What to do> Please copy the records below line for line, exactly as they appear, leaving out the pictures.

Data lines>
____

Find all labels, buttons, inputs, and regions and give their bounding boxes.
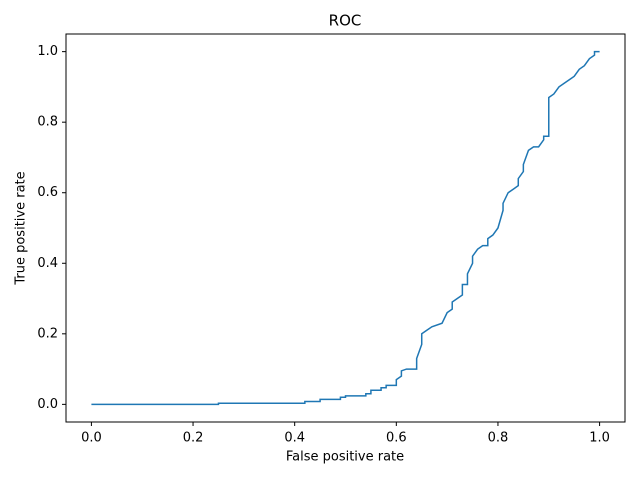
x-tick-label: 1.0 <box>589 431 610 446</box>
x-tick-label: 0.6 <box>386 431 407 446</box>
x-tick-label: 0.0 <box>81 431 102 446</box>
y-tick-label: 1.0 <box>37 44 58 59</box>
roc-line <box>91 50 600 406</box>
x-tick-label: 0.4 <box>284 431 305 446</box>
y-axis-label: True positive rate <box>14 171 29 285</box>
y-tick-label: 0.2 <box>37 326 58 341</box>
y-tick-label: 0.6 <box>37 185 58 200</box>
y-tick-label: 0.4 <box>37 256 58 271</box>
chart-title: ROC <box>329 12 362 30</box>
x-axis-label: False positive rate <box>286 450 404 465</box>
x-tick-label: 0.8 <box>488 431 509 446</box>
x-tick-label: 0.2 <box>183 431 204 446</box>
y-tick-label: 0.8 <box>37 115 58 130</box>
axes-frame <box>65 33 626 423</box>
y-tick-label: 0.0 <box>37 397 58 412</box>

____

Final answer>
Find all labels, buttons, inputs, and regions and give their bounding boxes.
x-tick-label: 1.0 <box>589 431 610 446</box>
x-tick-label: 0.6 <box>386 431 407 446</box>
x-tick-label: 0.0 <box>81 431 102 446</box>
y-tick-label: 1.0 <box>37 44 58 59</box>
roc-line <box>91 50 600 406</box>
x-tick-label: 0.4 <box>284 431 305 446</box>
y-axis-label: True positive rate <box>14 171 29 285</box>
y-tick-label: 0.2 <box>37 326 58 341</box>
y-tick-label: 0.6 <box>37 185 58 200</box>
y-tick-label: 0.4 <box>37 256 58 271</box>
chart-title: ROC <box>329 12 362 30</box>
x-axis-label: False positive rate <box>286 450 404 465</box>
x-tick-label: 0.8 <box>488 431 509 446</box>
x-tick-label: 0.2 <box>183 431 204 446</box>
y-tick-label: 0.8 <box>37 115 58 130</box>
axes-frame <box>65 33 626 423</box>
y-tick-label: 0.0 <box>37 397 58 412</box>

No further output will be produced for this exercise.